## START
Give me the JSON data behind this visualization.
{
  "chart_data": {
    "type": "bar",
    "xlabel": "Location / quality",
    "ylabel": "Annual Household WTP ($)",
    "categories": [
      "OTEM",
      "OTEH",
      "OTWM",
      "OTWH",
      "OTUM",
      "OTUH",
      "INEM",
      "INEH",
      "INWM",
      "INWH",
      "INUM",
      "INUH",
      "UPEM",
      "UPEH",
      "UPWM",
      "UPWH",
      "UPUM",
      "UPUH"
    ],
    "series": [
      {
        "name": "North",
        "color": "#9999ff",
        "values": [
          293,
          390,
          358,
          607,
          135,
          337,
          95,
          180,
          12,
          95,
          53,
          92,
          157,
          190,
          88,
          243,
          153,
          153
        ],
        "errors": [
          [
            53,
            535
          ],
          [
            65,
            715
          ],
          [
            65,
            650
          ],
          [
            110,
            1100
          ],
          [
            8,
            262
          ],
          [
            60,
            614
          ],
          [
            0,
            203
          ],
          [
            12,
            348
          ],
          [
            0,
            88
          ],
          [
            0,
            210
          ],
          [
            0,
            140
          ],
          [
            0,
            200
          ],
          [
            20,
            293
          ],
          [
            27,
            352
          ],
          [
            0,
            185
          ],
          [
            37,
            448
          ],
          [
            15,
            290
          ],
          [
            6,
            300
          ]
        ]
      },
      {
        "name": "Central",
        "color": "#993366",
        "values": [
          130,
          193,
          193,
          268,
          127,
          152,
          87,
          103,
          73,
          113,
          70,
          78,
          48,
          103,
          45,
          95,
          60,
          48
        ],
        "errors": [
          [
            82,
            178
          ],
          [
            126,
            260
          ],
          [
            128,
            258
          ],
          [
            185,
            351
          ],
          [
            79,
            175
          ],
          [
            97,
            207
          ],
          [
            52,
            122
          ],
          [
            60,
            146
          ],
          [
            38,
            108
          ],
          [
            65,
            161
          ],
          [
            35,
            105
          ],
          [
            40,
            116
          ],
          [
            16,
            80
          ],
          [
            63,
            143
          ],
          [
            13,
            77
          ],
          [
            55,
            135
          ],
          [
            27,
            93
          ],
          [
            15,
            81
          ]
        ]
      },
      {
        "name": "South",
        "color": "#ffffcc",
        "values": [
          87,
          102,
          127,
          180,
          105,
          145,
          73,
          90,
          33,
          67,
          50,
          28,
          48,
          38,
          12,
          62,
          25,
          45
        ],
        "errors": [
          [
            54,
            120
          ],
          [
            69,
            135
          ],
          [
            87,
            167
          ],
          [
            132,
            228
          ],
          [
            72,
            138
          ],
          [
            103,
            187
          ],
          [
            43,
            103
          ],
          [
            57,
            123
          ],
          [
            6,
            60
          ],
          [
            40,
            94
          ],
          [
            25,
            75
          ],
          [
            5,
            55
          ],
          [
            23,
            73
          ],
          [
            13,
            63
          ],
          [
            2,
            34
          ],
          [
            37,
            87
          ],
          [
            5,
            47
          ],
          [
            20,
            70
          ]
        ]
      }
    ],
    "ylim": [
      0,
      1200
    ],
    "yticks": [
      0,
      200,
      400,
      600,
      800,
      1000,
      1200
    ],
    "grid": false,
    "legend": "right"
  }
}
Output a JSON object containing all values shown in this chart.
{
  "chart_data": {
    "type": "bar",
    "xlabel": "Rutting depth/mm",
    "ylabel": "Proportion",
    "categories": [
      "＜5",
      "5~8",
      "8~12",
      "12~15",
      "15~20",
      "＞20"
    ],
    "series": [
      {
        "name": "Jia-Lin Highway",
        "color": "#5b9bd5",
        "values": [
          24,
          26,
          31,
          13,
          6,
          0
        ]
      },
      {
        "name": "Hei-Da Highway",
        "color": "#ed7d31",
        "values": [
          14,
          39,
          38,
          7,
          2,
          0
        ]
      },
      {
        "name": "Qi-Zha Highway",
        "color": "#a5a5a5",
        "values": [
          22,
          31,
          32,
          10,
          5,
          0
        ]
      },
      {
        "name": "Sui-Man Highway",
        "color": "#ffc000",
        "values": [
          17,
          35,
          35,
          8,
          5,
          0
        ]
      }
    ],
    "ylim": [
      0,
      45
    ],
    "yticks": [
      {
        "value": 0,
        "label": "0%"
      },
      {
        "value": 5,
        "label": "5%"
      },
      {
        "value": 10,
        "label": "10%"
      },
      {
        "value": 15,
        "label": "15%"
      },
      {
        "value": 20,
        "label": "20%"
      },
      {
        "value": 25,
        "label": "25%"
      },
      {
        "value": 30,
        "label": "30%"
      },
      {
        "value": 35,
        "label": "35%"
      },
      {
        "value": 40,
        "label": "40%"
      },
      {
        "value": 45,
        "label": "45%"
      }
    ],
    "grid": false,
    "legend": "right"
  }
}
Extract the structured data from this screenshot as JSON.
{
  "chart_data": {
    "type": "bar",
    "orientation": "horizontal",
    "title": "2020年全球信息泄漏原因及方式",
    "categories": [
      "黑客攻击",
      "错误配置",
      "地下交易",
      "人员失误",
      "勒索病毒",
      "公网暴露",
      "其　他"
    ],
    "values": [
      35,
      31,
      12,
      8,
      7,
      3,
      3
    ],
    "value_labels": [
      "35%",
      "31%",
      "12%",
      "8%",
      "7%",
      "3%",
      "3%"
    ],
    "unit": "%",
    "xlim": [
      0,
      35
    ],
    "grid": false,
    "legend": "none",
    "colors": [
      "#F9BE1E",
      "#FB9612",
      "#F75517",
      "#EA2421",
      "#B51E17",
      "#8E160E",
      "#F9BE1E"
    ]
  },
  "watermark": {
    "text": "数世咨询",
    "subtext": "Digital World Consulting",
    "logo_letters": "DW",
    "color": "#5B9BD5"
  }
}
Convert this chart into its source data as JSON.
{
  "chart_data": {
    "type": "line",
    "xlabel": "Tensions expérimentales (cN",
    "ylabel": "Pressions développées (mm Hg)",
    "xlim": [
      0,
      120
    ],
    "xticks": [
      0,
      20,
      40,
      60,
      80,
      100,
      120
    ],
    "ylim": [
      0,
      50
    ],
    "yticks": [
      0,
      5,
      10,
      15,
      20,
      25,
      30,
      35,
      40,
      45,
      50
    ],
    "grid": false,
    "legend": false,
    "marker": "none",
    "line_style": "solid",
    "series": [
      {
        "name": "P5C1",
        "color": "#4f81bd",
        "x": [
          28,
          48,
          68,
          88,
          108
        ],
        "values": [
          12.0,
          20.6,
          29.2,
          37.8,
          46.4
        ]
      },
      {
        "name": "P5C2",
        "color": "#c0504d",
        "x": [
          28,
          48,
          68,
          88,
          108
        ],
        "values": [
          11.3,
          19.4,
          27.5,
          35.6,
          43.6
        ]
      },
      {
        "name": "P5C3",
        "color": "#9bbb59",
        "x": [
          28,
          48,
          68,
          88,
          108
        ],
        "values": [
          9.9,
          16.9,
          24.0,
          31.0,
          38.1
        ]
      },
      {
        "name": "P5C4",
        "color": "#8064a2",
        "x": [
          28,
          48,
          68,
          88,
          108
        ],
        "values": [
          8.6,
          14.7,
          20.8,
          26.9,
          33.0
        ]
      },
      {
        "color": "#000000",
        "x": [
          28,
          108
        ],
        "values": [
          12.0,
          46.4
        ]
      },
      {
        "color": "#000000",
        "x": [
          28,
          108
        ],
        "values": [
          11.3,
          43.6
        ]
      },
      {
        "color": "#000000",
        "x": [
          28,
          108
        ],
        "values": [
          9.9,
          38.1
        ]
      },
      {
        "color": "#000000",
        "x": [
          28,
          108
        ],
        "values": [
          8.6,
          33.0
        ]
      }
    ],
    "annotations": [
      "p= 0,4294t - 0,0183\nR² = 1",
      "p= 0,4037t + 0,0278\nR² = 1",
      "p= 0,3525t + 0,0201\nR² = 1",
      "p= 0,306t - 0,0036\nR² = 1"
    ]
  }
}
## END
Directions:
Copy each line from the records above that includes the string "this".

Output of the exercise:
Give me the JSON data behind this visualization.
Output a JSON object containing all values shown in this chart.
Extract the structured data from this screenshot as JSON.
Convert this chart into its source data as JSON.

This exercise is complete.